Saved data entries
══════════════════════════════
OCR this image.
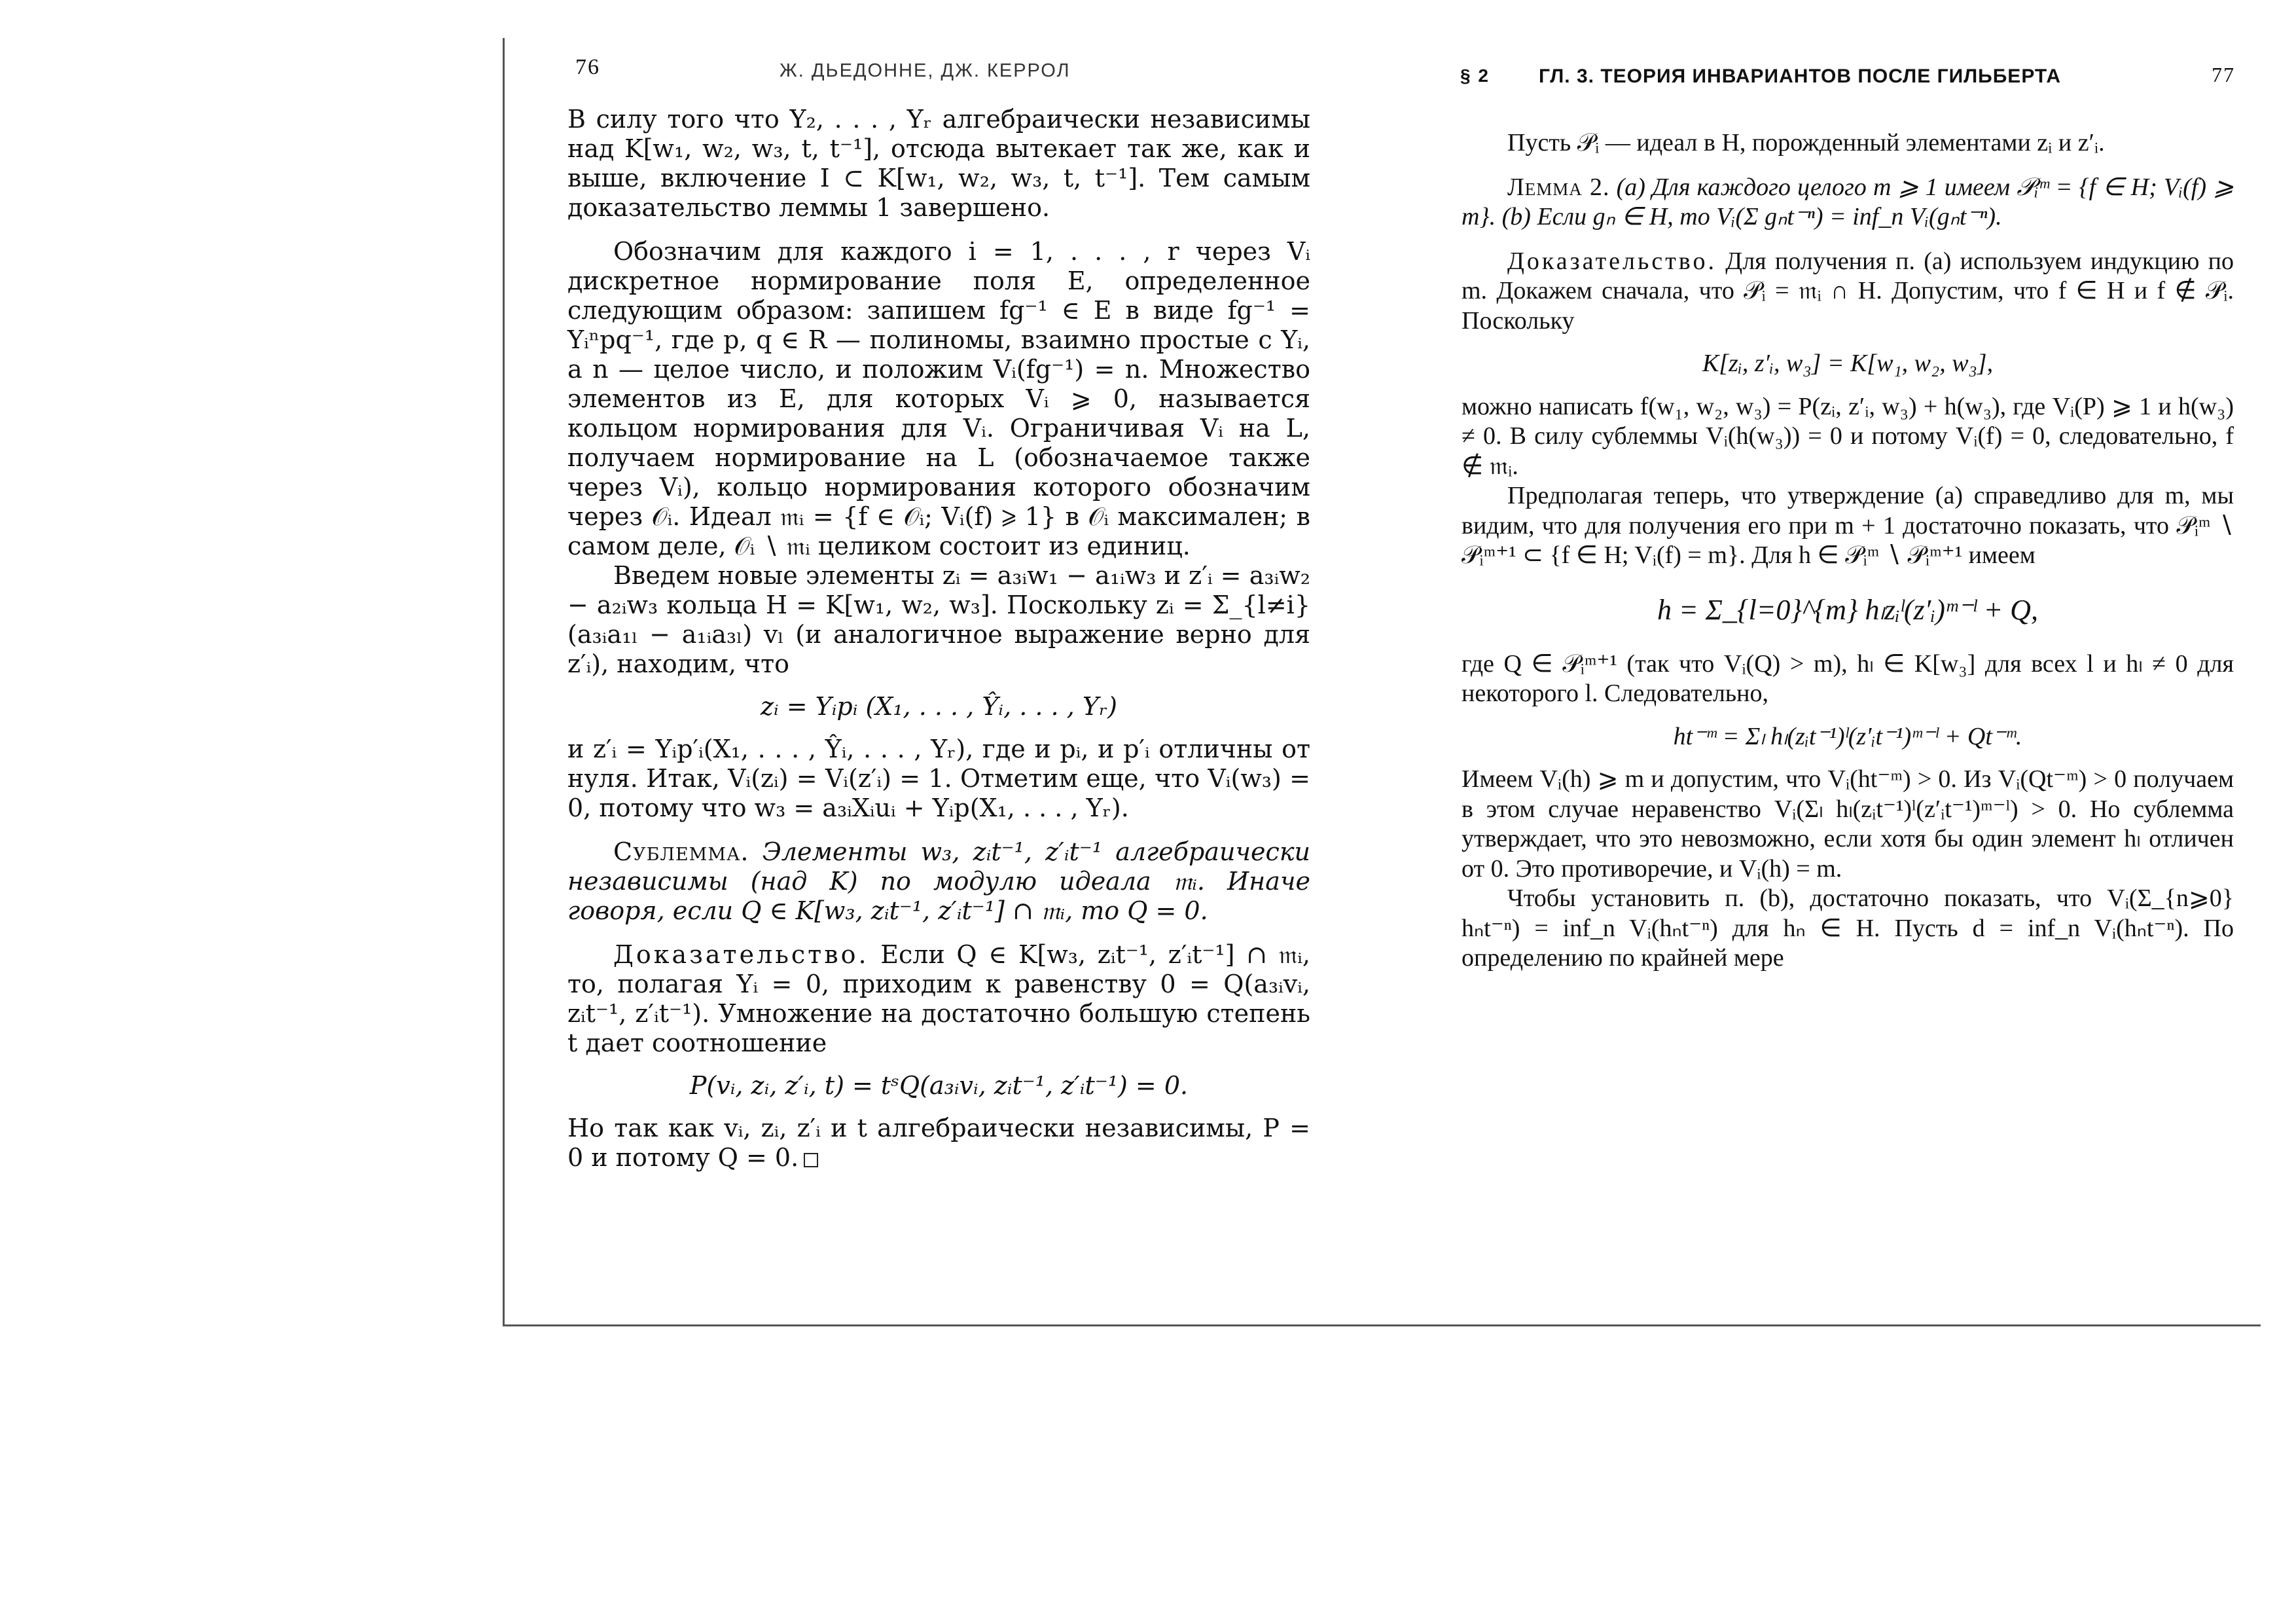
76	Ж. ДЬЕДОННЕ, ДЖ. КЕРРОЛ

В силу того что Y₂, . . . , Yᵣ алгебраически независимы над K[w₁, w₂, w₃, t, t⁻¹], отсюда вытекает так же, как и выше, включение I ⊂ K[w₁, w₂, w₃, t, t⁻¹]. Тем самым доказательство леммы 1 завершено.

Обозначим для каждого i = 1, . . . , r через Vᵢ дискретное нормирование поля E, определенное следующим образом: запишем fg⁻¹ ∈ E в виде fg⁻¹ = Yᵢⁿpq⁻¹, где p, q ∈ R — полиномы, взаимно простые с Yᵢ, а n — целое число, и положим Vᵢ(fg⁻¹) = n. Множество элементов из E, для которых Vᵢ ⩾ 0, называется кольцом нормирования для Vᵢ. Ограничивая Vᵢ на L, получаем нормирование на L (обозначаемое также через Vᵢ), кольцо нормирования которого обозначим через 𝒪ᵢ. Идеал 𝔪ᵢ = {f ∈ 𝒪ᵢ; Vᵢ(f) ⩾ 1} в 𝒪ᵢ максимален; в самом деле, 𝒪ᵢ ∖ 𝔪ᵢ целиком состоит из единиц.

Введем новые элементы zᵢ = a₃ᵢw₁ − a₁ᵢw₃ и z′ᵢ = a₃ᵢw₂ − a₂ᵢw₃ кольца H = K[w₁, w₂, w₃]. Поскольку zᵢ = Σ_{l≠i} (a₃ᵢa₁ₗ − a₁ᵢa₃ₗ) vₗ (и аналогичное выражение верно для z′ᵢ), находим, что

zᵢ = Yᵢpᵢ (X₁, . . . , Ŷᵢ, . . . , Yᵣ)

и z′ᵢ = Yᵢp′ᵢ(X₁, . . . , Ŷᵢ, . . . , Yᵣ), где и pᵢ, и p′ᵢ отличны от нуля. Итак, Vᵢ(zᵢ) = Vᵢ(z′ᵢ) = 1. Отметим еще, что Vᵢ(w₃) = 0, потому что w₃ = a₃ᵢXᵢuᵢ + Yᵢp(X₁, . . . , Yᵣ).

Сублемма. Элементы w₃, zᵢt⁻¹, z′ᵢt⁻¹ алгебраически независимы (над K) по модулю идеала 𝔪ᵢ. Иначе говоря, если Q ∈ K[w₃, zᵢt⁻¹, z′ᵢt⁻¹] ∩ 𝔪ᵢ, то Q = 0.

Доказательство. Если Q ∈ K[w₃, zᵢt⁻¹, z′ᵢt⁻¹] ∩ 𝔪ᵢ, то, полагая Yᵢ = 0, приходим к равенству 0 = Q(a₃ᵢvᵢ, zᵢt⁻¹, z′ᵢt⁻¹). Умножение на достаточно большую степень t дает соотношение

P(vᵢ, zᵢ, z′ᵢ, t) = tˢQ(a₃ᵢvᵢ, zᵢt⁻¹, z′ᵢt⁻¹) = 0.

Но так как vᵢ, zᵢ, z′ᵢ и t алгебраически независимы, P = 0 и потому Q = 0.

§ 2	ГЛ. 3. ТЕОРИЯ ИНВАРИАНТОВ ПОСЛЕ ГИЛЬБЕРТА	77

Пусть 𝒫ᵢ — идеал в H, порожденный элементами zᵢ и z′ᵢ.

Лемма 2. (a) Для каждого целого m ⩾ 1 имеем 𝒫ᵢᵐ = {f ∈ H; Vᵢ(f) ⩾ m}. (b) Если gₙ ∈ H, то Vᵢ(Σ gₙt⁻ⁿ) = inf_n Vᵢ(gₙt⁻ⁿ).

Доказательство. Для получения п. (a) используем индукцию по m. Докажем сначала, что 𝒫ᵢ = 𝔪ᵢ ∩ H. Допустим, что f ∈ H и f ∉ 𝒫ᵢ. Поскольку

K[zᵢ, z′ᵢ, w₃] = K[w₁, w₂, w₃],

можно написать f(w₁, w₂, w₃) = P(zᵢ, z′ᵢ, w₃) + h(w₃), где Vᵢ(P) ⩾ 1 и h(w₃) ≠ 0. В силу сублеммы Vᵢ(h(w₃)) = 0 и потому Vᵢ(f) = 0, следовательно, f ∉ 𝔪ᵢ.

Предполагая теперь, что утверждение (a) справедливо для m, мы видим, что для получения его при m + 1 достаточно показать, что 𝒫ᵢᵐ ∖ 𝒫ᵢᵐ⁺¹ ⊂ {f ∈ H; Vᵢ(f) = m}. Для h ∈ 𝒫ᵢᵐ ∖ 𝒫ᵢᵐ⁺¹ имеем

h = Σ_{l=0}^{m} hₗzᵢˡ(z′ᵢ)ᵐ⁻ˡ + Q,

где Q ∈ 𝒫ᵢᵐ⁺¹ (так что Vᵢ(Q) > m), hₗ ∈ K[w₃] для всех l и hₗ ≠ 0 для некоторого l. Следовательно,

ht⁻ᵐ = Σₗ hₗ(zᵢt⁻¹)ˡ(z′ᵢt⁻¹)ᵐ⁻ˡ + Qt⁻ᵐ.

Имеем Vᵢ(h) ⩾ m и допустим, что Vᵢ(ht⁻ᵐ) > 0. Из Vᵢ(Qt⁻ᵐ) > 0 получаем в этом случае неравенство Vᵢ(Σₗ hₗ(zᵢt⁻¹)ˡ(z′ᵢt⁻¹)ᵐ⁻ˡ) > 0. Но сублемма утверждает, что это невозможно, если хотя бы один элемент hₗ отличен от 0. Это противоречие, и Vᵢ(h) = m.

Чтобы установить п. (b), достаточно показать, что Vᵢ(Σ_{n⩾0} hₙt⁻ⁿ) = inf_n Vᵢ(hₙt⁻ⁿ) для hₙ ∈ H. Пусть d = inf_n Vᵢ(hₙt⁻ⁿ). По определению по крайней мере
══════════════════════════════
▶ [AIM]: Every line that holds the string "a₃ᵢvᵢ" should be returned.

▶ [OUTPUT OF THE EXERCISE]:
Доказательство. Если Q ∈ K[w₃, zᵢt⁻¹, z′ᵢt⁻¹] ∩ 𝔪ᵢ, то, полагая Yᵢ = 0, приходим к равенству 0 = Q(a₃ᵢvᵢ, zᵢt⁻¹, z′ᵢt⁻¹). Умножение на достаточно большую степень t дает соотношение
P(vᵢ, zᵢ, z′ᵢ, t) = tˢQ(a₃ᵢvᵢ, zᵢt⁻¹, z′ᵢt⁻¹) = 0.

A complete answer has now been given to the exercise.